[Source data]
=-=-=-=-=
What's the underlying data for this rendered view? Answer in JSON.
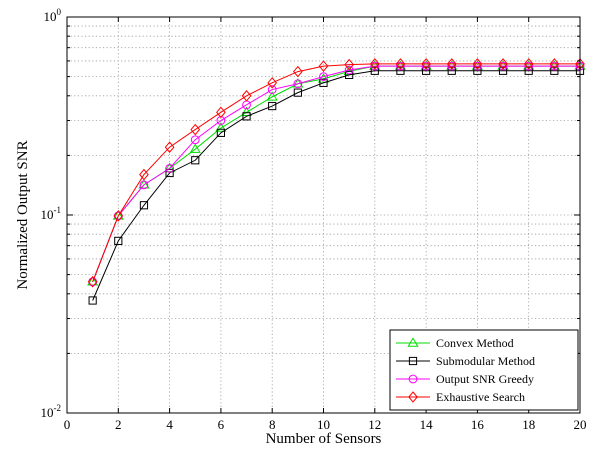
{
  "chart_data": {
    "type": "line",
    "title": "",
    "xlabel": "Number of Sensors",
    "ylabel": "Normalized Output SNR",
    "xlim": [
      0,
      20
    ],
    "ylim": [
      0.01,
      1
    ],
    "yscale": "log",
    "grid": true,
    "legend_position": "bottom-right",
    "x_ticks": [
      "0",
      "2",
      "4",
      "6",
      "8",
      "10",
      "12",
      "14",
      "16",
      "18",
      "20"
    ],
    "y_ticks": [
      {
        "base": "10",
        "exp": "-2"
      },
      {
        "base": "10",
        "exp": "-1"
      },
      {
        "base": "10",
        "exp": "0"
      }
    ],
    "x": [
      1,
      2,
      3,
      4,
      5,
      6,
      7,
      8,
      9,
      10,
      11,
      12,
      13,
      14,
      15,
      16,
      17,
      18,
      19,
      20
    ],
    "series": [
      {
        "name": "Convex Method",
        "color": "#00dd00",
        "marker": "triangle",
        "values": [
          0.046,
          0.099,
          0.142,
          0.172,
          0.215,
          0.275,
          0.33,
          0.395,
          0.46,
          0.487,
          0.532,
          0.565,
          0.565,
          0.565,
          0.565,
          0.565,
          0.565,
          0.565,
          0.565,
          0.565
        ]
      },
      {
        "name": "Submodular Method",
        "color": "#000000",
        "marker": "square",
        "values": [
          0.037,
          0.074,
          0.112,
          0.163,
          0.189,
          0.26,
          0.315,
          0.355,
          0.415,
          0.465,
          0.51,
          0.535,
          0.535,
          0.535,
          0.535,
          0.535,
          0.535,
          0.535,
          0.535,
          0.535
        ]
      },
      {
        "name": "Output SNR Greedy",
        "color": "#ff00ff",
        "marker": "circle",
        "values": [
          0.046,
          0.099,
          0.142,
          0.172,
          0.24,
          0.3,
          0.36,
          0.43,
          0.46,
          0.5,
          0.54,
          0.565,
          0.565,
          0.565,
          0.565,
          0.565,
          0.565,
          0.565,
          0.565,
          0.565
        ]
      },
      {
        "name": "Exhaustive Search",
        "color": "#ff0000",
        "marker": "diamond",
        "values": [
          0.046,
          0.099,
          0.16,
          0.22,
          0.27,
          0.33,
          0.4,
          0.465,
          0.53,
          0.565,
          0.575,
          0.58,
          0.58,
          0.58,
          0.58,
          0.58,
          0.58,
          0.58,
          0.58,
          0.58
        ]
      }
    ]
  }
}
=-=-=-=-=
[INSTRUCTIONS TO FOLLOW] The data above needs to be retyped exactly, with the images left out.

[WRITTEN RESPONSE]
What's the underlying data for this rendered view? Answer in JSON.
{
  "chart_data": {
    "type": "line",
    "title": "",
    "xlabel": "Number of Sensors",
    "ylabel": "Normalized Output SNR",
    "xlim": [
      0,
      20
    ],
    "ylim": [
      0.01,
      1
    ],
    "yscale": "log",
    "grid": true,
    "legend_position": "bottom-right",
    "x_ticks": [
      "0",
      "2",
      "4",
      "6",
      "8",
      "10",
      "12",
      "14",
      "16",
      "18",
      "20"
    ],
    "y_ticks": [
      {
        "base": "10",
        "exp": "-2"
      },
      {
        "base": "10",
        "exp": "-1"
      },
      {
        "base": "10",
        "exp": "0"
      }
    ],
    "x": [
      1,
      2,
      3,
      4,
      5,
      6,
      7,
      8,
      9,
      10,
      11,
      12,
      13,
      14,
      15,
      16,
      17,
      18,
      19,
      20
    ],
    "series": [
      {
        "name": "Convex Method",
        "color": "#00dd00",
        "marker": "triangle",
        "values": [
          0.046,
          0.099,
          0.142,
          0.172,
          0.215,
          0.275,
          0.33,
          0.395,
          0.46,
          0.487,
          0.532,
          0.565,
          0.565,
          0.565,
          0.565,
          0.565,
          0.565,
          0.565,
          0.565,
          0.565
        ]
      },
      {
        "name": "Submodular Method",
        "color": "#000000",
        "marker": "square",
        "values": [
          0.037,
          0.074,
          0.112,
          0.163,
          0.189,
          0.26,
          0.315,
          0.355,
          0.415,
          0.465,
          0.51,
          0.535,
          0.535,
          0.535,
          0.535,
          0.535,
          0.535,
          0.535,
          0.535,
          0.535
        ]
      },
      {
        "name": "Output SNR Greedy",
        "color": "#ff00ff",
        "marker": "circle",
        "values": [
          0.046,
          0.099,
          0.142,
          0.172,
          0.24,
          0.3,
          0.36,
          0.43,
          0.46,
          0.5,
          0.54,
          0.565,
          0.565,
          0.565,
          0.565,
          0.565,
          0.565,
          0.565,
          0.565,
          0.565
        ]
      },
      {
        "name": "Exhaustive Search",
        "color": "#ff0000",
        "marker": "diamond",
        "values": [
          0.046,
          0.099,
          0.16,
          0.22,
          0.27,
          0.33,
          0.4,
          0.465,
          0.53,
          0.565,
          0.575,
          0.58,
          0.58,
          0.58,
          0.58,
          0.58,
          0.58,
          0.58,
          0.58,
          0.58
        ]
      }
    ]
  }
}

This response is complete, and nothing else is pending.